[Exercise directions]
Repeat every line below exactly as it reads.

—————

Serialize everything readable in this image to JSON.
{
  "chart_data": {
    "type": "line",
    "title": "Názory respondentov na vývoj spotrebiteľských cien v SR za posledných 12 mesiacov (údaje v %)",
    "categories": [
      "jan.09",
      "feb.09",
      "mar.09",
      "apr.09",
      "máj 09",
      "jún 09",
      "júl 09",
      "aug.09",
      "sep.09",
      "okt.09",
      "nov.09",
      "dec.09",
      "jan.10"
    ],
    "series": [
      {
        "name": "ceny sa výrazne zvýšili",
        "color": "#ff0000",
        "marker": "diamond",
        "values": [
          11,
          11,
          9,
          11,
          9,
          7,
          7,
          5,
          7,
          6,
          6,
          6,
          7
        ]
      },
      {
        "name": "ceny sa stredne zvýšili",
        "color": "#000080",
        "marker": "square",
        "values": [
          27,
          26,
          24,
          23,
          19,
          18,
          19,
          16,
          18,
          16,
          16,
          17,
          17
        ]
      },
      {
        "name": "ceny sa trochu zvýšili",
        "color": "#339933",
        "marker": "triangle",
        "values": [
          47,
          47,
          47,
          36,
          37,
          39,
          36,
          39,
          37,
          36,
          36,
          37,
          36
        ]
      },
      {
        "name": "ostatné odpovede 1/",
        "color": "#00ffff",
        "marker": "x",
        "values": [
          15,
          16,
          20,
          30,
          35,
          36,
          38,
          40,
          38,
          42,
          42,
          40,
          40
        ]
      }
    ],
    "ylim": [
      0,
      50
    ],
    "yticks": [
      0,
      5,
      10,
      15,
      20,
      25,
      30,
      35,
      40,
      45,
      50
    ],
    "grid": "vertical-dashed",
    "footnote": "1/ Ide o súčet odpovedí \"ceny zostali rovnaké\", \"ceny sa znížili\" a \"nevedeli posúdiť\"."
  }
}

—————

[Response]
Serialize everything readable in this image to JSON.
{
  "chart_data": {
    "type": "line",
    "title": "Názory respondentov na vývoj spotrebiteľských cien v SR za posledných 12 mesiacov (údaje v %)",
    "categories": [
      "jan.09",
      "feb.09",
      "mar.09",
      "apr.09",
      "máj 09",
      "jún 09",
      "júl 09",
      "aug.09",
      "sep.09",
      "okt.09",
      "nov.09",
      "dec.09",
      "jan.10"
    ],
    "series": [
      {
        "name": "ceny sa výrazne zvýšili",
        "color": "#ff0000",
        "marker": "diamond",
        "values": [
          11,
          11,
          9,
          11,
          9,
          7,
          7,
          5,
          7,
          6,
          6,
          6,
          7
        ]
      },
      {
        "name": "ceny sa stredne zvýšili",
        "color": "#000080",
        "marker": "square",
        "values": [
          27,
          26,
          24,
          23,
          19,
          18,
          19,
          16,
          18,
          16,
          16,
          17,
          17
        ]
      },
      {
        "name": "ceny sa trochu zvýšili",
        "color": "#339933",
        "marker": "triangle",
        "values": [
          47,
          47,
          47,
          36,
          37,
          39,
          36,
          39,
          37,
          36,
          36,
          37,
          36
        ]
      },
      {
        "name": "ostatné odpovede 1/",
        "color": "#00ffff",
        "marker": "x",
        "values": [
          15,
          16,
          20,
          30,
          35,
          36,
          38,
          40,
          38,
          42,
          42,
          40,
          40
        ]
      }
    ],
    "ylim": [
      0,
      50
    ],
    "yticks": [
      0,
      5,
      10,
      15,
      20,
      25,
      30,
      35,
      40,
      45,
      50
    ],
    "grid": "vertical-dashed",
    "footnote": "1/ Ide o súčet odpovedí \"ceny zostali rovnaké\", \"ceny sa znížili\" a \"nevedeli posúdiť\"."
  }
}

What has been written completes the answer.